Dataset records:

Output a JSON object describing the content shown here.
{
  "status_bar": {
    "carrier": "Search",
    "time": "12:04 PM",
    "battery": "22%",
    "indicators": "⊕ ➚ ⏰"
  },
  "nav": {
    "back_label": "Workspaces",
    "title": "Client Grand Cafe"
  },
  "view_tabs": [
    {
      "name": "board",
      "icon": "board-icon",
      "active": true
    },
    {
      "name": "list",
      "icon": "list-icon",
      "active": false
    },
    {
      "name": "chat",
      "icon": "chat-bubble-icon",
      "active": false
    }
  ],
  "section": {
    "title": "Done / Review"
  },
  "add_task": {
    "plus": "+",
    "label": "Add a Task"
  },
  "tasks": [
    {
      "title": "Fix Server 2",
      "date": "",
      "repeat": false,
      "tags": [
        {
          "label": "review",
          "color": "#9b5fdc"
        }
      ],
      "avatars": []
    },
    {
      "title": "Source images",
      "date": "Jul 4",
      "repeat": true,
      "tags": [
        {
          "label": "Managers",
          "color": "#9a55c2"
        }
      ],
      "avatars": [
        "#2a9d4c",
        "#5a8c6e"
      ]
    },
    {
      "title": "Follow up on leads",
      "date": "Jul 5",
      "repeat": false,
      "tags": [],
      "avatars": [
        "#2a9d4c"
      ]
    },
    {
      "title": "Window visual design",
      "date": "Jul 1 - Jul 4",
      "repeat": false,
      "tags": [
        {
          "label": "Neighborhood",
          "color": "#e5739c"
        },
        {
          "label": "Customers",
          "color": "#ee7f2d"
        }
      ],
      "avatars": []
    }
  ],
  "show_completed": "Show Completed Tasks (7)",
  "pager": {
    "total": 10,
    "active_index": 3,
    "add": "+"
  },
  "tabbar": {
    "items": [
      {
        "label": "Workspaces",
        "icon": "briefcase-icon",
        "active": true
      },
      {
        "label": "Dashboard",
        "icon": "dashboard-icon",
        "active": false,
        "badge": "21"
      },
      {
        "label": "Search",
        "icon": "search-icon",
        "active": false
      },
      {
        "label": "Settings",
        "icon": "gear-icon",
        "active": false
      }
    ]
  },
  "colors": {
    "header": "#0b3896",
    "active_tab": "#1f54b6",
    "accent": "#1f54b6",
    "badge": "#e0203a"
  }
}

— Written exercise —
Print the complete listing again, exactly as it stands.

— Solution for this exercise —
Output a JSON object describing the content shown here.
{
  "status_bar": {
    "carrier": "Search",
    "time": "12:04 PM",
    "battery": "22%",
    "indicators": "⊕ ➚ ⏰"
  },
  "nav": {
    "back_label": "Workspaces",
    "title": "Client Grand Cafe"
  },
  "view_tabs": [
    {
      "name": "board",
      "icon": "board-icon",
      "active": true
    },
    {
      "name": "list",
      "icon": "list-icon",
      "active": false
    },
    {
      "name": "chat",
      "icon": "chat-bubble-icon",
      "active": false
    }
  ],
  "section": {
    "title": "Done / Review"
  },
  "add_task": {
    "plus": "+",
    "label": "Add a Task"
  },
  "tasks": [
    {
      "title": "Fix Server 2",
      "date": "",
      "repeat": false,
      "tags": [
        {
          "label": "review",
          "color": "#9b5fdc"
        }
      ],
      "avatars": []
    },
    {
      "title": "Source images",
      "date": "Jul 4",
      "repeat": true,
      "tags": [
        {
          "label": "Managers",
          "color": "#9a55c2"
        }
      ],
      "avatars": [
        "#2a9d4c",
        "#5a8c6e"
      ]
    },
    {
      "title": "Follow up on leads",
      "date": "Jul 5",
      "repeat": false,
      "tags": [],
      "avatars": [
        "#2a9d4c"
      ]
    },
    {
      "title": "Window visual design",
      "date": "Jul 1 - Jul 4",
      "repeat": false,
      "tags": [
        {
          "label": "Neighborhood",
          "color": "#e5739c"
        },
        {
          "label": "Customers",
          "color": "#ee7f2d"
        }
      ],
      "avatars": []
    }
  ],
  "show_completed": "Show Completed Tasks (7)",
  "pager": {
    "total": 10,
    "active_index": 3,
    "add": "+"
  },
  "tabbar": {
    "items": [
      {
        "label": "Workspaces",
        "icon": "briefcase-icon",
        "active": true
      },
      {
        "label": "Dashboard",
        "icon": "dashboard-icon",
        "active": false,
        "badge": "21"
      },
      {
        "label": "Search",
        "icon": "search-icon",
        "active": false
      },
      {
        "label": "Settings",
        "icon": "gear-icon",
        "active": false
      }
    ]
  },
  "colors": {
    "header": "#0b3896",
    "active_tab": "#1f54b6",
    "accent": "#1f54b6",
    "badge": "#e0203a"
  }
}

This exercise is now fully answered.